Figure data in JSON
══════════════════════════════

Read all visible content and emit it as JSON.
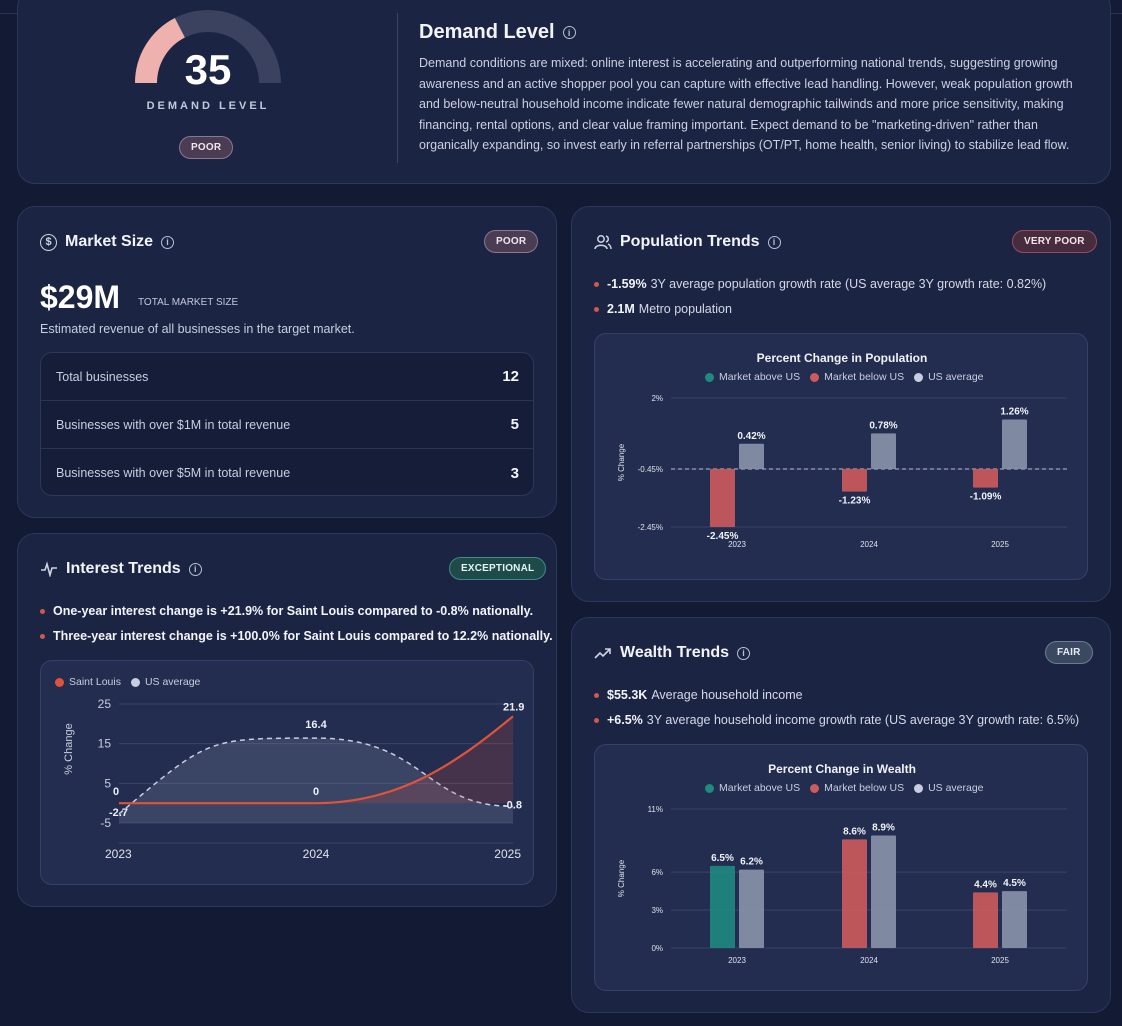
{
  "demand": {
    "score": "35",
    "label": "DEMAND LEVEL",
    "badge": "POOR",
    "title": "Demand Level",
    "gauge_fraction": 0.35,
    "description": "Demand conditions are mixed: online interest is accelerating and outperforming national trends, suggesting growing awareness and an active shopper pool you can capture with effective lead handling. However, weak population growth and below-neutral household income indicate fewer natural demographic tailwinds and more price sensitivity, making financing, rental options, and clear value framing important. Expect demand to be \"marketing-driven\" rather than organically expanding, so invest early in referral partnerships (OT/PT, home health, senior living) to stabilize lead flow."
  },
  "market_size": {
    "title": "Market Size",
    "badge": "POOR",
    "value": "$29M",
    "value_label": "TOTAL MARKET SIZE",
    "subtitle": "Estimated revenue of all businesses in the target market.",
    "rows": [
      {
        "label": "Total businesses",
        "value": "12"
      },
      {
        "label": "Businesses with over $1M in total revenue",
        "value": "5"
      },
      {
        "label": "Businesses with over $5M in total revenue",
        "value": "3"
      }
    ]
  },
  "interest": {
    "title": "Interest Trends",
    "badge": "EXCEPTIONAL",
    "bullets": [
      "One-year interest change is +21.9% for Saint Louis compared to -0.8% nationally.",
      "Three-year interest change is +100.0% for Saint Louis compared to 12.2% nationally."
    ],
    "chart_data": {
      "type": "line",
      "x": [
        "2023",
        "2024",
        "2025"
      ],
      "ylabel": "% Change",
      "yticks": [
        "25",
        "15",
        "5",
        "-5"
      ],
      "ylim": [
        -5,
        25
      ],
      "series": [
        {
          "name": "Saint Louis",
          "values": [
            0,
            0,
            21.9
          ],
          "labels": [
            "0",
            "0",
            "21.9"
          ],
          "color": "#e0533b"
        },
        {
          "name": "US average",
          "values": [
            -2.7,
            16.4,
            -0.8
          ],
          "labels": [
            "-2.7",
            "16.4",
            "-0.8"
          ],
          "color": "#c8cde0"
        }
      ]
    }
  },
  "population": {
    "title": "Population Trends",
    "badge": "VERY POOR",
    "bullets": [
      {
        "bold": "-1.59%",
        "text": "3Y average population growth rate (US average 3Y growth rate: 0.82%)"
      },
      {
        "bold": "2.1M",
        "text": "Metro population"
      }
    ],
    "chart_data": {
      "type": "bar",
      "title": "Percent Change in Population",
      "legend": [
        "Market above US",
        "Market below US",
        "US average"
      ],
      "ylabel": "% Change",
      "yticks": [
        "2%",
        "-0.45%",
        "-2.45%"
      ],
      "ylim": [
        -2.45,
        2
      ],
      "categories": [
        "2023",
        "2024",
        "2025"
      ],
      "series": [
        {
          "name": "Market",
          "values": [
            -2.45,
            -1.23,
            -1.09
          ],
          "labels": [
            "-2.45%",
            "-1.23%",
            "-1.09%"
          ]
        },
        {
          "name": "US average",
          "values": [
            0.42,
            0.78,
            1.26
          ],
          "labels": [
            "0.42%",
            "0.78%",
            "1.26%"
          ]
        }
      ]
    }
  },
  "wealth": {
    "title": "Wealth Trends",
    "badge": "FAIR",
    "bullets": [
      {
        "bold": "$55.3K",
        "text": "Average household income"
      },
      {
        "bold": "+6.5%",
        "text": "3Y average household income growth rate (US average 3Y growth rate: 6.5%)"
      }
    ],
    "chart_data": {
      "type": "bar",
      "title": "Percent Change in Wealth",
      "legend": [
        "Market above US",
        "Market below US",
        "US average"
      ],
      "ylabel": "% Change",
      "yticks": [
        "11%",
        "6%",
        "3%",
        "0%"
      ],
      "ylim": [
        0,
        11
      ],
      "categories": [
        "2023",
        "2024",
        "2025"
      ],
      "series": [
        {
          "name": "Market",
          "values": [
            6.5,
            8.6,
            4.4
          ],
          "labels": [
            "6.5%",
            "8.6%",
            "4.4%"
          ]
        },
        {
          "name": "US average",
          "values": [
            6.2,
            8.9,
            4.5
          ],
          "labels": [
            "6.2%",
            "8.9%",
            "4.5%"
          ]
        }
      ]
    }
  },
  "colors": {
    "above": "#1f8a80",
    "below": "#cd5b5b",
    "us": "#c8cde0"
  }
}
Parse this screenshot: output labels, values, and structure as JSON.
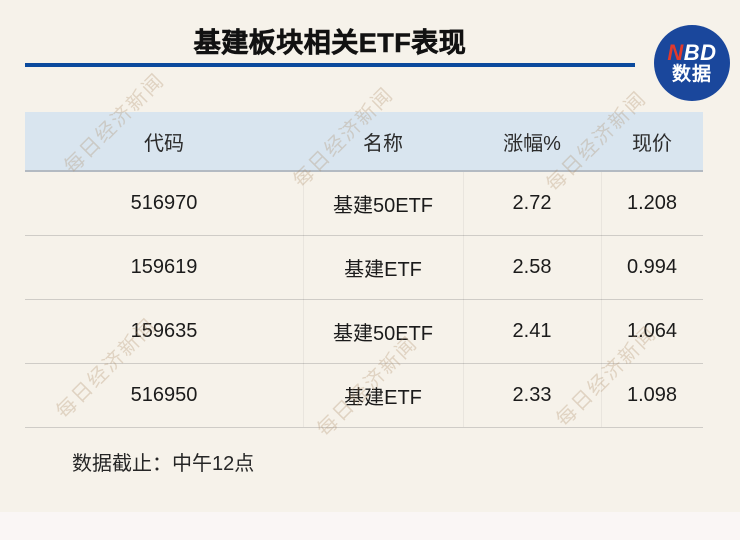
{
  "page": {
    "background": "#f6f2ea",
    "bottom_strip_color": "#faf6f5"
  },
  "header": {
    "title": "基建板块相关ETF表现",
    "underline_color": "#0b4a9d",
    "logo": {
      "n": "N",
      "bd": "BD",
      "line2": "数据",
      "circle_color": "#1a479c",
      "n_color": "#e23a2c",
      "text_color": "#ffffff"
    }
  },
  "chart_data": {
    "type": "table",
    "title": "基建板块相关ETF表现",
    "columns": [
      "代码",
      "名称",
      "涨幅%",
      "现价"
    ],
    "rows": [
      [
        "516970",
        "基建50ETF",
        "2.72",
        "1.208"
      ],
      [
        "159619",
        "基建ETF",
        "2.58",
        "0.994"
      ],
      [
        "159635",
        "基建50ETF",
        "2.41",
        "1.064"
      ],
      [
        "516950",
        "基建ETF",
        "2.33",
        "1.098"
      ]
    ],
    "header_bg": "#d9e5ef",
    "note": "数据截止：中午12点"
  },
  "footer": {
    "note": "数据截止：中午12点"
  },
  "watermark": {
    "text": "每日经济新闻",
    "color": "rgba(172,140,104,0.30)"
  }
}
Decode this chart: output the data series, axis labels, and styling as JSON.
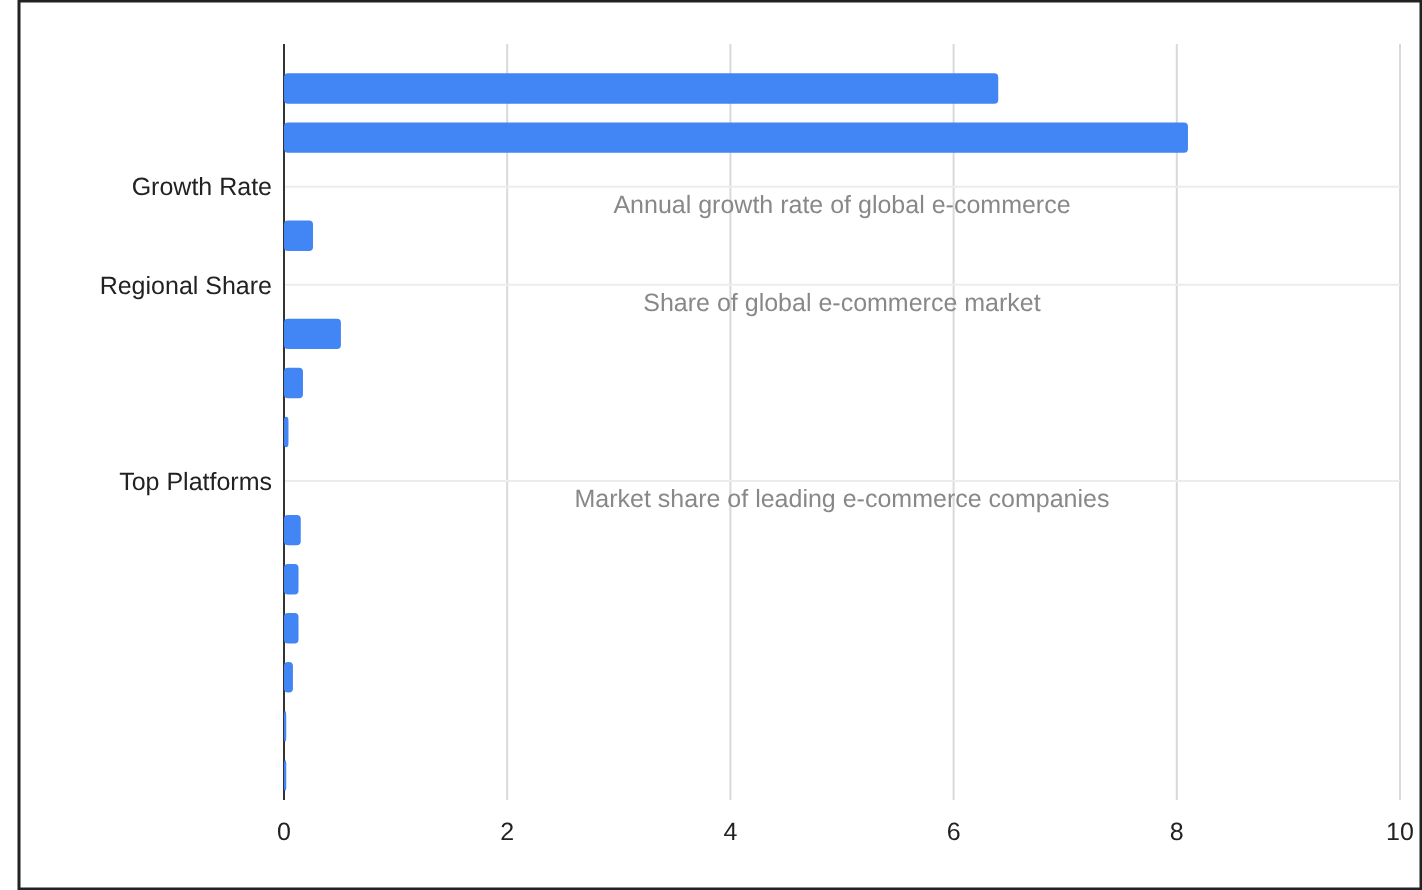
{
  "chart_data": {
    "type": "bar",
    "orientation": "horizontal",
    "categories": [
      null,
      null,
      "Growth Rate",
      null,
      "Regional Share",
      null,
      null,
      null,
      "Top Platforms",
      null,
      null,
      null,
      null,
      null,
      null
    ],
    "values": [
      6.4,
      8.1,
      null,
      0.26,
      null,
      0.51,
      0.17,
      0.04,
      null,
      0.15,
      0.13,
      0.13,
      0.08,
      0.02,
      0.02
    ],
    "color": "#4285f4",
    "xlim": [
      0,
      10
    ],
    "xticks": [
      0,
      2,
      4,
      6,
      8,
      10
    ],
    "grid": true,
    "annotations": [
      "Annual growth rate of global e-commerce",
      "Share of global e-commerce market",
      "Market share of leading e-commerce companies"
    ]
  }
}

══════════════════════════════

▸ Given request
Copy out each line in the listing that has the word "compared".

▸ The response
      "One-year interest change is +21.9% for Saint Louis compared to -0.8% nationally.",
      "Three-year interest change is +100.0% for Saint Louis compared to 12.2% nationally."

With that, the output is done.